• [WHAT YOU NEED TO DO]: Write out the rows below again, switching every "file-row" to "file-entry" and leaving everything else as it is.
** BEGIN PROVIDED RECORDS **
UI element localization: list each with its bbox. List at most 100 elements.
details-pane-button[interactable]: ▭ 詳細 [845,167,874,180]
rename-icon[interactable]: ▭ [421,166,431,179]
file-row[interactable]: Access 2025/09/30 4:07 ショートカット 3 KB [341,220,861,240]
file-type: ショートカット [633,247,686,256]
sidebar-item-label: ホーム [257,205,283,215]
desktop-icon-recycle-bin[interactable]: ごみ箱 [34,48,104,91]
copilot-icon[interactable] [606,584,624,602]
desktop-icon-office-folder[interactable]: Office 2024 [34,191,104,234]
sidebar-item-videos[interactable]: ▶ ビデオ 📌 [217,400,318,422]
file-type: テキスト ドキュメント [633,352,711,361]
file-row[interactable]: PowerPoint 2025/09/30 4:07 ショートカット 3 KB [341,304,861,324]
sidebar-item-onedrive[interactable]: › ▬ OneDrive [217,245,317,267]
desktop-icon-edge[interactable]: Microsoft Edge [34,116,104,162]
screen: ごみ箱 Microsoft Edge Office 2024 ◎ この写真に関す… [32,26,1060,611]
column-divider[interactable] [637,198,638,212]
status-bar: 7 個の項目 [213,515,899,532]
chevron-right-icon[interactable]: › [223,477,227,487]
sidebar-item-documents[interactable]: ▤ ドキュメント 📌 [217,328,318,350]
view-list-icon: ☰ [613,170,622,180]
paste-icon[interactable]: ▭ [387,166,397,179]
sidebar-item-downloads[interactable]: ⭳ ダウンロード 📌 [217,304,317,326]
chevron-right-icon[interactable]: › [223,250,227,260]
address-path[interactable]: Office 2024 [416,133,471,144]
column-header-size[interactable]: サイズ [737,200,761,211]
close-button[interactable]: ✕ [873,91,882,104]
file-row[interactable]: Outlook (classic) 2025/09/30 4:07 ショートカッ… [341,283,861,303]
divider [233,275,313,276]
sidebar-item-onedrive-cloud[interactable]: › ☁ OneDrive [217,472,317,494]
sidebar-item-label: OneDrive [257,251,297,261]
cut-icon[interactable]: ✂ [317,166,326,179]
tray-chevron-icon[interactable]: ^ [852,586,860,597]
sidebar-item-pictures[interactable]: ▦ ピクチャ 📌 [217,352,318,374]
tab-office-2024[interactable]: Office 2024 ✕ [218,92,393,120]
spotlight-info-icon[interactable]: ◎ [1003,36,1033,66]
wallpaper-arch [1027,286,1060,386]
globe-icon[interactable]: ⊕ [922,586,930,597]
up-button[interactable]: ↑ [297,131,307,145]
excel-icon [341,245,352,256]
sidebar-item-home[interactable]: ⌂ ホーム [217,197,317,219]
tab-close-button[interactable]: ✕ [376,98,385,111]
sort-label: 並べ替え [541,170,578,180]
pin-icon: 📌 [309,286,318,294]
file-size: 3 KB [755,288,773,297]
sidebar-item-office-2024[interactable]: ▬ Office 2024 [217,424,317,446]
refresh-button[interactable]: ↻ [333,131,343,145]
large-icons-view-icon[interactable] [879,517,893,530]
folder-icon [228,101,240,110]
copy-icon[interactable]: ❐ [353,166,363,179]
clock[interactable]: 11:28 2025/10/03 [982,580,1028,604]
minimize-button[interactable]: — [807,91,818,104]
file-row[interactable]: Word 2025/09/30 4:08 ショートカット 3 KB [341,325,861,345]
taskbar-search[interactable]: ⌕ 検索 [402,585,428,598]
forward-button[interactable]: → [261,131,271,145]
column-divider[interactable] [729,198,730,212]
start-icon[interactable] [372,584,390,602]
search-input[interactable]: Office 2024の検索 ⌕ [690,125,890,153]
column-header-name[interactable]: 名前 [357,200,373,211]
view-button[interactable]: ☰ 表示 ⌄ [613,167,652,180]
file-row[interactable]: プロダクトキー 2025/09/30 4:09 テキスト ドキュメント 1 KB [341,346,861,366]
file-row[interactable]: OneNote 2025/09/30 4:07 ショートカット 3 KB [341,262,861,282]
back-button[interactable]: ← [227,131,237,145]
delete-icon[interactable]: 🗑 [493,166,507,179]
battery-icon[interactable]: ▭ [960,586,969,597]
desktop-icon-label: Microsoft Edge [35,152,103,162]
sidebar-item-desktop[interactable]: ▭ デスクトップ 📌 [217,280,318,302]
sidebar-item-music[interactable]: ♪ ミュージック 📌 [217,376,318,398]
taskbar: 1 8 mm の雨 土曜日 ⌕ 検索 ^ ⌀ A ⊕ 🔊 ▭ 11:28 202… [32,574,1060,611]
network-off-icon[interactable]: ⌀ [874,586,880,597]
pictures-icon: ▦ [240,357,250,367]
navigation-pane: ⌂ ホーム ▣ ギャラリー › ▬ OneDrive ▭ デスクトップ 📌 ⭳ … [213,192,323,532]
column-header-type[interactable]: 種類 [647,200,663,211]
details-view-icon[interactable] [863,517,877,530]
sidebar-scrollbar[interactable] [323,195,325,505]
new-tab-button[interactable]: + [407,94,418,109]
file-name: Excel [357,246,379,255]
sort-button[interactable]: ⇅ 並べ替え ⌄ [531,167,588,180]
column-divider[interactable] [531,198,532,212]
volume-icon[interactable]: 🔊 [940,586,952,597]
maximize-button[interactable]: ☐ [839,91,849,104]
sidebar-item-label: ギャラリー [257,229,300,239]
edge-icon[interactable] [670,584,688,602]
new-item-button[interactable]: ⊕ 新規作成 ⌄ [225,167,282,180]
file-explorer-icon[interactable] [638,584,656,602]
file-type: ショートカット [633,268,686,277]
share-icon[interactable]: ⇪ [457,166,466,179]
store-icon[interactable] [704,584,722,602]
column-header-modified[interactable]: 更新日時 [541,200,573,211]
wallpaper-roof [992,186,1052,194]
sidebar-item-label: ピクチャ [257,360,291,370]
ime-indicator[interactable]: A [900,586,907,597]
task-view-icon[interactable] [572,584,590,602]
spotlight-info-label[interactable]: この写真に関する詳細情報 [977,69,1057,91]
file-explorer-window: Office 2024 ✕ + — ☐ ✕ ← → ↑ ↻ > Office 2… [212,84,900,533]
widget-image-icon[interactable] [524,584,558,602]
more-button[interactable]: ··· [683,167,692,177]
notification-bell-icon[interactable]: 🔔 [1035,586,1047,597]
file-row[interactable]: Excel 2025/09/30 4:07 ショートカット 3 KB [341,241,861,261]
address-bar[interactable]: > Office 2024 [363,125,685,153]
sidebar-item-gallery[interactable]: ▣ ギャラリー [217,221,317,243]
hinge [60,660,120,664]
** END PROVIDED RECORDS **
• [WRITTEN REPLY]:
UI element localization: list each with its bbox. List at most 100 elements.
details-pane-button[interactable]: ▭ 詳細 [845,167,874,180]
rename-icon[interactable]: ▭ [421,166,431,179]
file-entry[interactable]: Access 2025/09/30 4:07 ショートカット 3 KB [341,220,861,240]
file-type: ショートカット [633,247,686,256]
sidebar-item-label: ホーム [257,205,283,215]
desktop-icon-recycle-bin[interactable]: ごみ箱 [34,48,104,91]
copilot-icon[interactable] [606,584,624,602]
desktop-icon-office-folder[interactable]: Office 2024 [34,191,104,234]
sidebar-item-videos[interactable]: ▶ ビデオ 📌 [217,400,318,422]
file-type: テキスト ドキュメント [633,352,711,361]
file-entry[interactable]: PowerPoint 2025/09/30 4:07 ショートカット 3 KB [341,304,861,324]
sidebar-item-onedrive[interactable]: › ▬ OneDrive [217,245,317,267]
desktop-icon-edge[interactable]: Microsoft Edge [34,116,104,162]
screen: ごみ箱 Microsoft Edge Office 2024 ◎ この写真に関す… [32,26,1060,611]
column-divider[interactable] [637,198,638,212]
status-bar: 7 個の項目 [213,515,899,532]
chevron-right-icon[interactable]: › [223,477,227,487]
sidebar-item-documents[interactable]: ▤ ドキュメント 📌 [217,328,318,350]
view-list-icon: ☰ [613,170,622,180]
paste-icon[interactable]: ▭ [387,166,397,179]
sidebar-item-downloads[interactable]: ⭳ ダウンロード 📌 [217,304,317,326]
chevron-right-icon[interactable]: › [223,250,227,260]
address-path[interactable]: Office 2024 [416,133,471,144]
column-header-size[interactable]: サイズ [737,200,761,211]
close-button[interactable]: ✕ [873,91,882,104]
file-entry[interactable]: Outlook (classic) 2025/09/30 4:07 ショートカッ… [341,283,861,303]
divider [233,275,313,276]
sidebar-item-onedrive-cloud[interactable]: › ☁ OneDrive [217,472,317,494]
sidebar-item-label: OneDrive [257,251,297,261]
cut-icon[interactable]: ✂ [317,166,326,179]
tray-chevron-icon[interactable]: ^ [852,586,860,597]
sidebar-item-pictures[interactable]: ▦ ピクチャ 📌 [217,352,318,374]
tab-office-2024[interactable]: Office 2024 ✕ [218,92,393,120]
spotlight-info-icon[interactable]: ◎ [1003,36,1033,66]
wallpaper-arch [1027,286,1060,386]
globe-icon[interactable]: ⊕ [922,586,930,597]
up-button[interactable]: ↑ [297,131,307,145]
excel-icon [341,245,352,256]
sidebar-item-home[interactable]: ⌂ ホーム [217,197,317,219]
tab-close-button[interactable]: ✕ [376,98,385,111]
sort-label: 並べ替え [541,170,578,180]
pin-icon: 📌 [309,286,318,294]
file-size: 3 KB [755,288,773,297]
sidebar-item-office-2024[interactable]: ▬ Office 2024 [217,424,317,446]
refresh-button[interactable]: ↻ [333,131,343,145]
large-icons-view-icon[interactable] [879,517,893,530]
folder-icon [228,101,240,110]
copy-icon[interactable]: ❐ [353,166,363,179]
clock[interactable]: 11:28 2025/10/03 [982,580,1028,604]
minimize-button[interactable]: — [807,91,818,104]
file-entry[interactable]: Word 2025/09/30 4:08 ショートカット 3 KB [341,325,861,345]
taskbar-search[interactable]: ⌕ 検索 [402,585,428,598]
forward-button[interactable]: → [261,131,271,145]
column-divider[interactable] [729,198,730,212]
start-icon[interactable] [372,584,390,602]
search-input[interactable]: Office 2024の検索 ⌕ [690,125,890,153]
column-header-name[interactable]: 名前 [357,200,373,211]
view-button[interactable]: ☰ 表示 ⌄ [613,167,652,180]
file-entry[interactable]: プロダクトキー 2025/09/30 4:09 テキスト ドキュメント 1 KB [341,346,861,366]
file-entry[interactable]: OneNote 2025/09/30 4:07 ショートカット 3 KB [341,262,861,282]
back-button[interactable]: ← [227,131,237,145]
delete-icon[interactable]: 🗑 [493,166,507,179]
battery-icon[interactable]: ▭ [960,586,969,597]
desktop-icon-label: Microsoft Edge [35,152,103,162]
sidebar-item-desktop[interactable]: ▭ デスクトップ 📌 [217,280,318,302]
sidebar-item-music[interactable]: ♪ ミュージック 📌 [217,376,318,398]
taskbar: 1 8 mm の雨 土曜日 ⌕ 検索 ^ ⌀ A ⊕ 🔊 ▭ 11:28 202… [32,574,1060,611]
network-off-icon[interactable]: ⌀ [874,586,880,597]
pictures-icon: ▦ [240,357,250,367]
navigation-pane: ⌂ ホーム ▣ ギャラリー › ▬ OneDrive ▭ デスクトップ 📌 ⭳ … [213,192,323,532]
column-header-type[interactable]: 種類 [647,200,663,211]
details-view-icon[interactable] [863,517,877,530]
sidebar-scrollbar[interactable] [323,195,325,505]
new-tab-button[interactable]: + [407,94,418,109]
file-name: Excel [357,246,379,255]
sort-button[interactable]: ⇅ 並べ替え ⌄ [531,167,588,180]
column-divider[interactable] [531,198,532,212]
volume-icon[interactable]: 🔊 [940,586,952,597]
maximize-button[interactable]: ☐ [839,91,849,104]
sidebar-item-label: ギャラリー [257,229,300,239]
edge-icon[interactable] [670,584,688,602]
new-item-button[interactable]: ⊕ 新規作成 ⌄ [225,167,282,180]
file-explorer-icon[interactable] [638,584,656,602]
file-type: ショートカット [633,268,686,277]
share-icon[interactable]: ⇪ [457,166,466,179]
store-icon[interactable] [704,584,722,602]
column-header-modified[interactable]: 更新日時 [541,200,573,211]
wallpaper-roof [992,186,1052,194]
sidebar-item-label: ピクチャ [257,360,291,370]
ime-indicator[interactable]: A [900,586,907,597]
task-view-icon[interactable] [572,584,590,602]
spotlight-info-label[interactable]: この写真に関する詳細情報 [977,69,1057,91]
file-explorer-window: Office 2024 ✕ + — ☐ ✕ ← → ↑ ↻ > Office 2… [212,84,900,533]
widget-image-icon[interactable] [524,584,558,602]
more-button[interactable]: ··· [683,167,692,177]
notification-bell-icon[interactable]: 🔔 [1035,586,1047,597]
file-entry[interactable]: Excel 2025/09/30 4:07 ショートカット 3 KB [341,241,861,261]
address-bar[interactable]: > Office 2024 [363,125,685,153]
sidebar-item-gallery[interactable]: ▣ ギャラリー [217,221,317,243]
hinge [60,660,120,664]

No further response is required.